Among the records below, which lines contain the string "page"? Report them.

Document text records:
========================
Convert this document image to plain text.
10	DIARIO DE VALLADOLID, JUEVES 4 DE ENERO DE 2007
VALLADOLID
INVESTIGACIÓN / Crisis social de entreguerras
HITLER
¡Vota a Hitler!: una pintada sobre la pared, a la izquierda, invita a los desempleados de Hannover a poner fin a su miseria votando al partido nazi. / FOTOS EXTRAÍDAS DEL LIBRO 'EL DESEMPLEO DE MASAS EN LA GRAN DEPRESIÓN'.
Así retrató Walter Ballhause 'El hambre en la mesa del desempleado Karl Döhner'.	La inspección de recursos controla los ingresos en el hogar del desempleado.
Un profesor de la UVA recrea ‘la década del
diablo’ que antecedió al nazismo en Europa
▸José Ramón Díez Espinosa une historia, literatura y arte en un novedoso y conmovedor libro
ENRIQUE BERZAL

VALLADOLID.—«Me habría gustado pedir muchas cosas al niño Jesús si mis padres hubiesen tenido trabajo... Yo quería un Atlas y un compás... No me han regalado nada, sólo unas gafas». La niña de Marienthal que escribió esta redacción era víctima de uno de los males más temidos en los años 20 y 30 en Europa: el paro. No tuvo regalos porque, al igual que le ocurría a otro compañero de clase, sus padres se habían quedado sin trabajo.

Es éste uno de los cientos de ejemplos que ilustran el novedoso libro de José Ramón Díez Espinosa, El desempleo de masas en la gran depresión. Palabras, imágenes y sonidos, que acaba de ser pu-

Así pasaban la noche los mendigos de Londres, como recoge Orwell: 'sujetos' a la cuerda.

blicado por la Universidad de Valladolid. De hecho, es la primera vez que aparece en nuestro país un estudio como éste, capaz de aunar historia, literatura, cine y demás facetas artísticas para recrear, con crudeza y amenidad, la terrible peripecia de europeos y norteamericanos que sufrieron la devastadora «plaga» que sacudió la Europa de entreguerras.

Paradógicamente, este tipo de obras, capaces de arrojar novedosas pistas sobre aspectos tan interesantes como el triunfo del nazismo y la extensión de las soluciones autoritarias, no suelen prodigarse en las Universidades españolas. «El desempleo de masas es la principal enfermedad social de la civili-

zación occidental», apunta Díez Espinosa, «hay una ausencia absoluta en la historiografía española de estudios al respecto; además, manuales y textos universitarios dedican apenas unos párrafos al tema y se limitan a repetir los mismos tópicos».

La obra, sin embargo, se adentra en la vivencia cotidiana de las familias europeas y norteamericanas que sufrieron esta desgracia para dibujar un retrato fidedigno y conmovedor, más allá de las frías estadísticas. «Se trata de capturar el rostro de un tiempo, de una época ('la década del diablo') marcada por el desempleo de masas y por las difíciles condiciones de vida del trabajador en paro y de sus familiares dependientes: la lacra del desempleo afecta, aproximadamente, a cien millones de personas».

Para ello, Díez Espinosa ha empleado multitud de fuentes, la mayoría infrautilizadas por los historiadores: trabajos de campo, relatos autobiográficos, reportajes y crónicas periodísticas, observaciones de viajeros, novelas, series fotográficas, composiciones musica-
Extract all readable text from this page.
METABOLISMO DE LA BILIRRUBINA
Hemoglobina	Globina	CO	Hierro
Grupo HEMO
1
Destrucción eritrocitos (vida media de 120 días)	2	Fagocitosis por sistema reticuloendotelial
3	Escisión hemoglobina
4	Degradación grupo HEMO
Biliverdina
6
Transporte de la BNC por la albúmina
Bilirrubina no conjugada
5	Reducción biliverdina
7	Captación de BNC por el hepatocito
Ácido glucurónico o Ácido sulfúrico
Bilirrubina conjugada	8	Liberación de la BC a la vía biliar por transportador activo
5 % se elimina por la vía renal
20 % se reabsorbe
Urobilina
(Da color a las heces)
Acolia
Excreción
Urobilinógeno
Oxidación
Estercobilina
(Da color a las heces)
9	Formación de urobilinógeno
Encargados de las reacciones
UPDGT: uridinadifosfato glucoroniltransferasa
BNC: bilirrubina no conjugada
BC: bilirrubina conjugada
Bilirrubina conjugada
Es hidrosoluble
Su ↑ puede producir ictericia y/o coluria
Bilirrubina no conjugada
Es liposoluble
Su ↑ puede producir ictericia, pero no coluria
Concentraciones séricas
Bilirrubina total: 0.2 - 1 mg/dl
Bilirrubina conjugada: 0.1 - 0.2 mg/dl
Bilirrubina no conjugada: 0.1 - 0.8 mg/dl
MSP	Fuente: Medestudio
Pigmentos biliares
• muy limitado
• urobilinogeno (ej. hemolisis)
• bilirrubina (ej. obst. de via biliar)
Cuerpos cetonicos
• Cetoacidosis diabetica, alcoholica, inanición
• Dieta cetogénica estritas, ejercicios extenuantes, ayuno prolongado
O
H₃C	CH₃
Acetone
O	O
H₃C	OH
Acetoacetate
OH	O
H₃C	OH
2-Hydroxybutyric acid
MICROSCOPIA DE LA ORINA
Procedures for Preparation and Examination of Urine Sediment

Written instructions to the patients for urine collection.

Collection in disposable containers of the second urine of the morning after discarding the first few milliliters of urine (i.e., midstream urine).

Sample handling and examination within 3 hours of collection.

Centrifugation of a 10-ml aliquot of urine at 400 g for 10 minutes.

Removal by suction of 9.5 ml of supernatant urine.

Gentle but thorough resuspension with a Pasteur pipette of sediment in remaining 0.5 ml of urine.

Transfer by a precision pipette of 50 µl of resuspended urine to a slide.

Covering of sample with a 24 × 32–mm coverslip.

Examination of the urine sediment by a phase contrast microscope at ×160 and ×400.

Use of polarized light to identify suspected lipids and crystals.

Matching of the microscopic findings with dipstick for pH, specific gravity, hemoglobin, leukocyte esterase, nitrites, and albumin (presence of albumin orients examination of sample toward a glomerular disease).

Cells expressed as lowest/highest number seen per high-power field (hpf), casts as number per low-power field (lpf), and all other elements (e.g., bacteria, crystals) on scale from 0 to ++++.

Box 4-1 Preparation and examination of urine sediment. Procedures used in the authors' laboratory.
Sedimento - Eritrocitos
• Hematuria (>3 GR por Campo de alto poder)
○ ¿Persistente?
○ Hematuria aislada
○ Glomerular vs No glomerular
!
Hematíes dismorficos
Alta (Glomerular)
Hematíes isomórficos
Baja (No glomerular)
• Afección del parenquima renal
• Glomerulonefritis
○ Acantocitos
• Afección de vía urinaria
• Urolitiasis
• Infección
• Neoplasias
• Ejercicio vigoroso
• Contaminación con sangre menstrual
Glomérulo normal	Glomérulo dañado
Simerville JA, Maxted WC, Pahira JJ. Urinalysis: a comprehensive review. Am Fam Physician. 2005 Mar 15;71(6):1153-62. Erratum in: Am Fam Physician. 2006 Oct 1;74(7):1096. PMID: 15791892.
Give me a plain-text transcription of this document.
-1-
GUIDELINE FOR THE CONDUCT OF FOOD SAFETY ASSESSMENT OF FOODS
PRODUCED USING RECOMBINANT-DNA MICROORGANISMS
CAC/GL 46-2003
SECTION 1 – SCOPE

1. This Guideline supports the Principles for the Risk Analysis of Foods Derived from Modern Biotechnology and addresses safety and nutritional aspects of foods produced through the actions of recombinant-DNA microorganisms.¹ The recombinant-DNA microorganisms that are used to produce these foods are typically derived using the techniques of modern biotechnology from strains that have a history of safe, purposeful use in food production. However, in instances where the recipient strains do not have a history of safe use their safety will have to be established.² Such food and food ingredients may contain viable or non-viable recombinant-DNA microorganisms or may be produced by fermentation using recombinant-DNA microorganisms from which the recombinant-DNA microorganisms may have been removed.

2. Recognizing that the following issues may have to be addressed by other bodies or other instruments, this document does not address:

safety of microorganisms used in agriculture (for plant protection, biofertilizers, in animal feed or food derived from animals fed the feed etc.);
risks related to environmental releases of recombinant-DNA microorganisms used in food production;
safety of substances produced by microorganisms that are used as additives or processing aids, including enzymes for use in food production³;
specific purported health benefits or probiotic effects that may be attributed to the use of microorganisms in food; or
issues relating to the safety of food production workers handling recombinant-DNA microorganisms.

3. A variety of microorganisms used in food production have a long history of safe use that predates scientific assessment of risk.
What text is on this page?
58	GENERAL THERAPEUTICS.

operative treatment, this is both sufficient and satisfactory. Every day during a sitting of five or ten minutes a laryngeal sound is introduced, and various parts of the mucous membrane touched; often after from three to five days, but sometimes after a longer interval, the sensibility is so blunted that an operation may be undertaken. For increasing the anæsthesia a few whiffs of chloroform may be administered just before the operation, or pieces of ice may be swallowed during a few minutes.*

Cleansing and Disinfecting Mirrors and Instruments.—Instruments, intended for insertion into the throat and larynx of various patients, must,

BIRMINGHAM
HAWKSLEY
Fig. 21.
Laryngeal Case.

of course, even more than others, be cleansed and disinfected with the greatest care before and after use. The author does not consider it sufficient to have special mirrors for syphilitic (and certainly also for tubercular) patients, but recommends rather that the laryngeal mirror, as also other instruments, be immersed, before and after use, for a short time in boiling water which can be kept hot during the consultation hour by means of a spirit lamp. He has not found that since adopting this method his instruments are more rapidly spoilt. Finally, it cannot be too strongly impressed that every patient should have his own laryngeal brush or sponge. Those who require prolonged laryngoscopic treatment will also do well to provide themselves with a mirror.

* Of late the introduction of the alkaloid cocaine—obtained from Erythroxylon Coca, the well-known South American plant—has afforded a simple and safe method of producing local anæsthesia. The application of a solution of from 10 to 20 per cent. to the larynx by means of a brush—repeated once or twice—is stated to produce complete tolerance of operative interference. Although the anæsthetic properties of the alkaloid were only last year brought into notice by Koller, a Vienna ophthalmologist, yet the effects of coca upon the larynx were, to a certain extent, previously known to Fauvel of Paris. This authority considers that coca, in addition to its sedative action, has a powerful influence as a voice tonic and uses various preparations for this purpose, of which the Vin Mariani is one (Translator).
========================
Answer to this exercise:
Extract all readable text from this page.
What text is on this page?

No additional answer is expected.